» **Task statement**
Write the data out again exactly, dropping any images it holds.

● ● ●

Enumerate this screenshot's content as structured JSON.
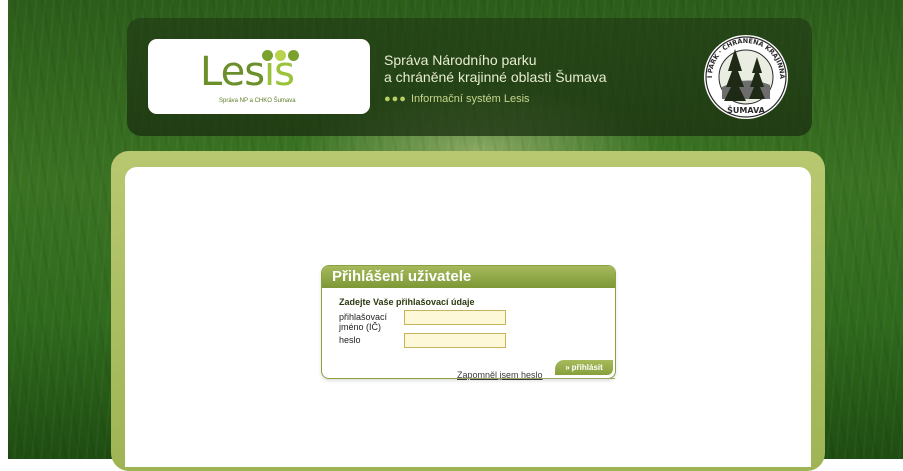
{
  "header": {
    "logo_word_main": "Les",
    "logo_word_accent": "is",
    "logo_subtitle": "Správa NP a CHKO Šumava",
    "logo_dots_colors": [
      "#7aa12d",
      "#b9d34d",
      "#7aa12d"
    ],
    "org_line1": "Správa Národního parku",
    "org_line2": "a chráněné krajinné oblasti Šumava",
    "system_dots": "●●●",
    "system_label": "Informační systém Lesis",
    "seal_text_left": "NÁRODNÍ PARK",
    "seal_text_right": "CHRÁNĚNÁ KRAJINNÁ OBLAST",
    "seal_text_bottom": "ŠUMAVA"
  },
  "login": {
    "title": "Přihlášení uživatele",
    "subtitle": "Zadejte Vaše přihlašovací údaje",
    "username_label_line1": "přihlašovací",
    "username_label_line2": "jméno (IČ)",
    "username_value": "",
    "password_label": "heslo",
    "password_value": "",
    "forgot_link": "Zapomněl jsem heslo",
    "submit_arrow": "»",
    "submit_label": "přihlásit"
  },
  "colors": {
    "brand_green": "#7d9836",
    "brand_light_green": "#a6b95c",
    "input_bg": "#fdf8d7",
    "input_border": "#c7b45a"
  }
}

● ● ●

» **Task result**
Enumerate this screenshot's content as structured JSON.
{
  "header": {
    "logo_word_main": "Les",
    "logo_word_accent": "is",
    "logo_subtitle": "Správa NP a CHKO Šumava",
    "logo_dots_colors": [
      "#7aa12d",
      "#b9d34d",
      "#7aa12d"
    ],
    "org_line1": "Správa Národního parku",
    "org_line2": "a chráněné krajinné oblasti Šumava",
    "system_dots": "●●●",
    "system_label": "Informační systém Lesis",
    "seal_text_left": "NÁRODNÍ PARK",
    "seal_text_right": "CHRÁNĚNÁ KRAJINNÁ OBLAST",
    "seal_text_bottom": "ŠUMAVA"
  },
  "login": {
    "title": "Přihlášení uživatele",
    "subtitle": "Zadejte Vaše přihlašovací údaje",
    "username_label_line1": "přihlašovací",
    "username_label_line2": "jméno (IČ)",
    "username_value": "",
    "password_label": "heslo",
    "password_value": "",
    "forgot_link": "Zapomněl jsem heslo",
    "submit_arrow": "»",
    "submit_label": "přihlásit"
  },
  "colors": {
    "brand_green": "#7d9836",
    "brand_light_green": "#a6b95c",
    "input_bg": "#fdf8d7",
    "input_border": "#c7b45a"
  }
}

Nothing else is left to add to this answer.